§ **Recorded information**:
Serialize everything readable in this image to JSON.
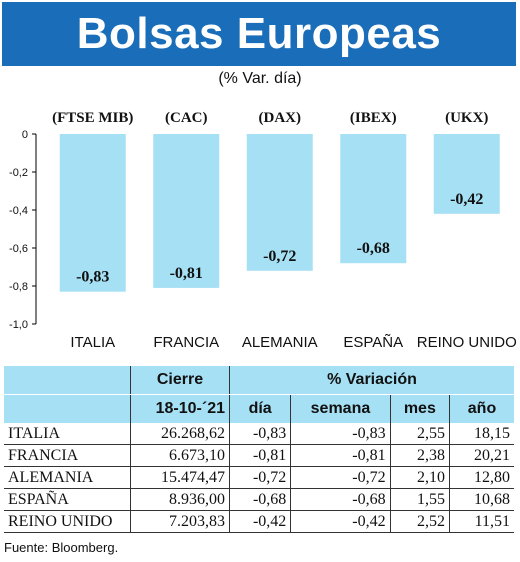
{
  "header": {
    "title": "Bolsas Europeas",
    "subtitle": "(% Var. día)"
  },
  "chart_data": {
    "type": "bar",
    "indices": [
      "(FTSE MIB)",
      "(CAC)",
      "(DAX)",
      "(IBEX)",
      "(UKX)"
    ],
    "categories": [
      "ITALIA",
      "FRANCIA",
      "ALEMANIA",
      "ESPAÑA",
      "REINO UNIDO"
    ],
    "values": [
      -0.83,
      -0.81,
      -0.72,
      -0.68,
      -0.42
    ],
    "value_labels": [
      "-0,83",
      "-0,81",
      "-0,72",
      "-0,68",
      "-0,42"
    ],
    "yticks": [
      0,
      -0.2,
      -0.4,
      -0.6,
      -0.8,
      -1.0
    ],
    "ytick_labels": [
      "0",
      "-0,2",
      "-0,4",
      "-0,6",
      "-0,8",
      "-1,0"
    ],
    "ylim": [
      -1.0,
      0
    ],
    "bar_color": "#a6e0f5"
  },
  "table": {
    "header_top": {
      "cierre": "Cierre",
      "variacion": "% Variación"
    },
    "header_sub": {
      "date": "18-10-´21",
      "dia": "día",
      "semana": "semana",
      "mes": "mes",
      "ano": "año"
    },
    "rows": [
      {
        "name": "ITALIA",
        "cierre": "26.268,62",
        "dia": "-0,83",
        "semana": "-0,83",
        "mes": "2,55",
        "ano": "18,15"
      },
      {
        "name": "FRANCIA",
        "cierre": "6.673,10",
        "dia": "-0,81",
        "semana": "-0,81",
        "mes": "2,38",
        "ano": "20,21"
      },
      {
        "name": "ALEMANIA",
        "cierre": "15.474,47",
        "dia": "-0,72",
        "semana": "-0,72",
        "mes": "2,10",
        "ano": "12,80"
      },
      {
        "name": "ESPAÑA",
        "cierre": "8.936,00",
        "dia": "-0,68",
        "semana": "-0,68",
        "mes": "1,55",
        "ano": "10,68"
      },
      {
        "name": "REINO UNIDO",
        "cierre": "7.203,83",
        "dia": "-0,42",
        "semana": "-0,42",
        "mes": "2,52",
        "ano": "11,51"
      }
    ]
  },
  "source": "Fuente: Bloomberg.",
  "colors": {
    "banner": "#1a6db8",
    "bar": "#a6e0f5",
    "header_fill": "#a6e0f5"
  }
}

§ **Given problem**: Give the data again exactly as written, with all pictures left out.

§ **Response for this exercise**:
Serialize everything readable in this image to JSON.
{
  "header": {
    "title": "Bolsas Europeas",
    "subtitle": "(% Var. día)"
  },
  "chart_data": {
    "type": "bar",
    "indices": [
      "(FTSE MIB)",
      "(CAC)",
      "(DAX)",
      "(IBEX)",
      "(UKX)"
    ],
    "categories": [
      "ITALIA",
      "FRANCIA",
      "ALEMANIA",
      "ESPAÑA",
      "REINO UNIDO"
    ],
    "values": [
      -0.83,
      -0.81,
      -0.72,
      -0.68,
      -0.42
    ],
    "value_labels": [
      "-0,83",
      "-0,81",
      "-0,72",
      "-0,68",
      "-0,42"
    ],
    "yticks": [
      0,
      -0.2,
      -0.4,
      -0.6,
      -0.8,
      -1.0
    ],
    "ytick_labels": [
      "0",
      "-0,2",
      "-0,4",
      "-0,6",
      "-0,8",
      "-1,0"
    ],
    "ylim": [
      -1.0,
      0
    ],
    "bar_color": "#a6e0f5"
  },
  "table": {
    "header_top": {
      "cierre": "Cierre",
      "variacion": "% Variación"
    },
    "header_sub": {
      "date": "18-10-´21",
      "dia": "día",
      "semana": "semana",
      "mes": "mes",
      "ano": "año"
    },
    "rows": [
      {
        "name": "ITALIA",
        "cierre": "26.268,62",
        "dia": "-0,83",
        "semana": "-0,83",
        "mes": "2,55",
        "ano": "18,15"
      },
      {
        "name": "FRANCIA",
        "cierre": "6.673,10",
        "dia": "-0,81",
        "semana": "-0,81",
        "mes": "2,38",
        "ano": "20,21"
      },
      {
        "name": "ALEMANIA",
        "cierre": "15.474,47",
        "dia": "-0,72",
        "semana": "-0,72",
        "mes": "2,10",
        "ano": "12,80"
      },
      {
        "name": "ESPAÑA",
        "cierre": "8.936,00",
        "dia": "-0,68",
        "semana": "-0,68",
        "mes": "1,55",
        "ano": "10,68"
      },
      {
        "name": "REINO UNIDO",
        "cierre": "7.203,83",
        "dia": "-0,42",
        "semana": "-0,42",
        "mes": "2,52",
        "ano": "11,51"
      }
    ]
  },
  "source": "Fuente: Bloomberg.",
  "colors": {
    "banner": "#1a6db8",
    "bar": "#a6e0f5",
    "header_fill": "#a6e0f5"
  }
}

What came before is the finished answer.